• **WHAT THE TASK ASKS**
Quote the full listing word for word.

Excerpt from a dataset
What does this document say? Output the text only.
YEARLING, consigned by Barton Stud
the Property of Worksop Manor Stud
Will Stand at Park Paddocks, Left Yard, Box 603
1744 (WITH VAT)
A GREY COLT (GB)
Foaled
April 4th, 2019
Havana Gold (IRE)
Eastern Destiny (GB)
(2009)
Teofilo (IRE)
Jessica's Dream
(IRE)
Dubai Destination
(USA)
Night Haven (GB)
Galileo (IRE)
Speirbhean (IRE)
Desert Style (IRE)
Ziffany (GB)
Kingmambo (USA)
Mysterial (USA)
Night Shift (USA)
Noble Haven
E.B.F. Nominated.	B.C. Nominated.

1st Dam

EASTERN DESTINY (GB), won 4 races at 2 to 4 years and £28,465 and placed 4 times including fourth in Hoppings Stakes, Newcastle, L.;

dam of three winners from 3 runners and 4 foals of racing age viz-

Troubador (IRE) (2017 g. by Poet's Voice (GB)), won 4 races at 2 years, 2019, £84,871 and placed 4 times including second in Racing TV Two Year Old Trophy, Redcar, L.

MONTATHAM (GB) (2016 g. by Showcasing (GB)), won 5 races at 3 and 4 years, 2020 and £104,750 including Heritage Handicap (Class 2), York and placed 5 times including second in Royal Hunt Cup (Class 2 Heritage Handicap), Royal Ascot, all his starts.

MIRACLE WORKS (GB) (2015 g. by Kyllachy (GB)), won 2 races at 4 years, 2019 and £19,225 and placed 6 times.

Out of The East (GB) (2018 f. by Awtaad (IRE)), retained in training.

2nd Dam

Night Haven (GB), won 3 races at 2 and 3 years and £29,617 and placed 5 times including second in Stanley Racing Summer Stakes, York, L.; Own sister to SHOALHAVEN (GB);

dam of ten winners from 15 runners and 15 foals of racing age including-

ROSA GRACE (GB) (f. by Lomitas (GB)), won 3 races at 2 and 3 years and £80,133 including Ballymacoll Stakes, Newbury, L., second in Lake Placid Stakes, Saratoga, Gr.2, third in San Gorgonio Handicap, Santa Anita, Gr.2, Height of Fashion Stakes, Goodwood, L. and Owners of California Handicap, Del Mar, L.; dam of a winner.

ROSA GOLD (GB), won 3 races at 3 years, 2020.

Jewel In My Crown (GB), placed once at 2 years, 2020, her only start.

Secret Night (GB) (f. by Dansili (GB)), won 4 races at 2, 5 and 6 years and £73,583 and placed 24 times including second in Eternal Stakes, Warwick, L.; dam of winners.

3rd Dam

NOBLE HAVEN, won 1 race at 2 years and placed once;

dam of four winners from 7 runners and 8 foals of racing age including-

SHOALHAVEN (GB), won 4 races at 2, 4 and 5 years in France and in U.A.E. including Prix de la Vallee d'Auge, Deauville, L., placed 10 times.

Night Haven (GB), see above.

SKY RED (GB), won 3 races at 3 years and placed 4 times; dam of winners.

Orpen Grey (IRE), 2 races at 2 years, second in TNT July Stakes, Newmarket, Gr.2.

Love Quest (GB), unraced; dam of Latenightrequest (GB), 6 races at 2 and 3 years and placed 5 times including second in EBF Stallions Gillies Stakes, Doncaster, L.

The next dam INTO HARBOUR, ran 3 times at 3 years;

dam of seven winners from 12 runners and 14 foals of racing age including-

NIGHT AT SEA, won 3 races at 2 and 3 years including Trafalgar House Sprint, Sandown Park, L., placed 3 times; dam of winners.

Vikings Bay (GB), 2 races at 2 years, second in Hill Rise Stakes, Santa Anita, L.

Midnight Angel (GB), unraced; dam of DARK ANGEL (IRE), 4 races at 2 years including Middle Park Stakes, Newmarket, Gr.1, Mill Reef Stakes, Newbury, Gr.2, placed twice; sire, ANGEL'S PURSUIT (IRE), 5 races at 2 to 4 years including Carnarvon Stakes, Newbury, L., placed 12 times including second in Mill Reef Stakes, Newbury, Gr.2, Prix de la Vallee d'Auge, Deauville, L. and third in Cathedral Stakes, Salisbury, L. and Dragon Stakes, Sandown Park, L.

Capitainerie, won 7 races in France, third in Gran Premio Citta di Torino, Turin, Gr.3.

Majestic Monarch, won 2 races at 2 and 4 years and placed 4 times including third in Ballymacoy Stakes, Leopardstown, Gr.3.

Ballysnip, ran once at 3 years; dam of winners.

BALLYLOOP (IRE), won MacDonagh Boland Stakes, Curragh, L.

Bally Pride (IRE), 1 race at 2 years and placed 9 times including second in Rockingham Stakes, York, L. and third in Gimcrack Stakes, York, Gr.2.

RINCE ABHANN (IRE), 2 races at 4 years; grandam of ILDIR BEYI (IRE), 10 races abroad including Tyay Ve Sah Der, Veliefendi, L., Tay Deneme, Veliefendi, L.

• **CORRECT RESULT**
What does this document say? Output the text only.
YEARLING, consigned by Barton Stud
the Property of Worksop Manor Stud
Will Stand at Park Paddocks, Left Yard, Box 603
1744 (WITH VAT)
A GREY COLT (GB)
Foaled
April 4th, 2019
Havana Gold (IRE)
Eastern Destiny (GB)
(2009)
Teofilo (IRE)
Jessica's Dream
(IRE)
Dubai Destination
(USA)
Night Haven (GB)
Galileo (IRE)
Speirbhean (IRE)
Desert Style (IRE)
Ziffany (GB)
Kingmambo (USA)
Mysterial (USA)
Night Shift (USA)
Noble Haven
E.B.F. Nominated.	B.C. Nominated.

1st Dam

EASTERN DESTINY (GB), won 4 races at 2 to 4 years and £28,465 and placed 4 times including fourth in Hoppings Stakes, Newcastle, L.;

dam of three winners from 3 runners and 4 foals of racing age viz-

Troubador (IRE) (2017 g. by Poet's Voice (GB)), won 4 races at 2 years, 2019, £84,871 and placed 4 times including second in Racing TV Two Year Old Trophy, Redcar, L.

MONTATHAM (GB) (2016 g. by Showcasing (GB)), won 5 races at 3 and 4 years, 2020 and £104,750 including Heritage Handicap (Class 2), York and placed 5 times including second in Royal Hunt Cup (Class 2 Heritage Handicap), Royal Ascot, all his starts.

MIRACLE WORKS (GB) (2015 g. by Kyllachy (GB)), won 2 races at 4 years, 2019 and £19,225 and placed 6 times.

Out of The East (GB) (2018 f. by Awtaad (IRE)), retained in training.

2nd Dam

Night Haven (GB), won 3 races at 2 and 3 years and £29,617 and placed 5 times including second in Stanley Racing Summer Stakes, York, L.; Own sister to SHOALHAVEN (GB);

dam of ten winners from 15 runners and 15 foals of racing age including-

ROSA GRACE (GB) (f. by Lomitas (GB)), won 3 races at 2 and 3 years and £80,133 including Ballymacoll Stakes, Newbury, L., second in Lake Placid Stakes, Saratoga, Gr.2, third in San Gorgonio Handicap, Santa Anita, Gr.2, Height of Fashion Stakes, Goodwood, L. and Owners of California Handicap, Del Mar, L.; dam of a winner.

ROSA GOLD (GB), won 3 races at 3 years, 2020.

Jewel In My Crown (GB), placed once at 2 years, 2020, her only start.

Secret Night (GB) (f. by Dansili (GB)), won 4 races at 2, 5 and 6 years and £73,583 and placed 24 times including second in Eternal Stakes, Warwick, L.; dam of winners.

3rd Dam

NOBLE HAVEN, won 1 race at 2 years and placed once;

dam of four winners from 7 runners and 8 foals of racing age including-

SHOALHAVEN (GB), won 4 races at 2, 4 and 5 years in France and in U.A.E. including Prix de la Vallee d'Auge, Deauville, L., placed 10 times.

Night Haven (GB), see above.

SKY RED (GB), won 3 races at 3 years and placed 4 times; dam of winners.

Orpen Grey (IRE), 2 races at 2 years, second in TNT July Stakes, Newmarket, Gr.2.

Love Quest (GB), unraced; dam of Latenightrequest (GB), 6 races at 2 and 3 years and placed 5 times including second in EBF Stallions Gillies Stakes, Doncaster, L.

The next dam INTO HARBOUR, ran 3 times at 3 years;

dam of seven winners from 12 runners and 14 foals of racing age including-

NIGHT AT SEA, won 3 races at 2 and 3 years including Trafalgar House Sprint, Sandown Park, L., placed 3 times; dam of winners.

Vikings Bay (GB), 2 races at 2 years, second in Hill Rise Stakes, Santa Anita, L.

Midnight Angel (GB), unraced; dam of DARK ANGEL (IRE), 4 races at 2 years including Middle Park Stakes, Newmarket, Gr.1, Mill Reef Stakes, Newbury, Gr.2, placed twice; sire, ANGEL'S PURSUIT (IRE), 5 races at 2 to 4 years including Carnarvon Stakes, Newbury, L., placed 12 times including second in Mill Reef Stakes, Newbury, Gr.2, Prix de la Vallee d'Auge, Deauville, L. and third in Cathedral Stakes, Salisbury, L. and Dragon Stakes, Sandown Park, L.

Capitainerie, won 7 races in France, third in Gran Premio Citta di Torino, Turin, Gr.3.

Majestic Monarch, won 2 races at 2 and 4 years and placed 4 times including third in Ballymacoy Stakes, Leopardstown, Gr.3.

Ballysnip, ran once at 3 years; dam of winners.

BALLYLOOP (IRE), won MacDonagh Boland Stakes, Curragh, L.

Bally Pride (IRE), 1 race at 2 years and placed 9 times including second in Rockingham Stakes, York, L. and third in Gimcrack Stakes, York, Gr.2.

RINCE ABHANN (IRE), 2 races at 4 years; grandam of ILDIR BEYI (IRE), 10 races abroad including Tyay Ve Sah Der, Veliefendi, L., Tay Deneme, Veliefendi, L.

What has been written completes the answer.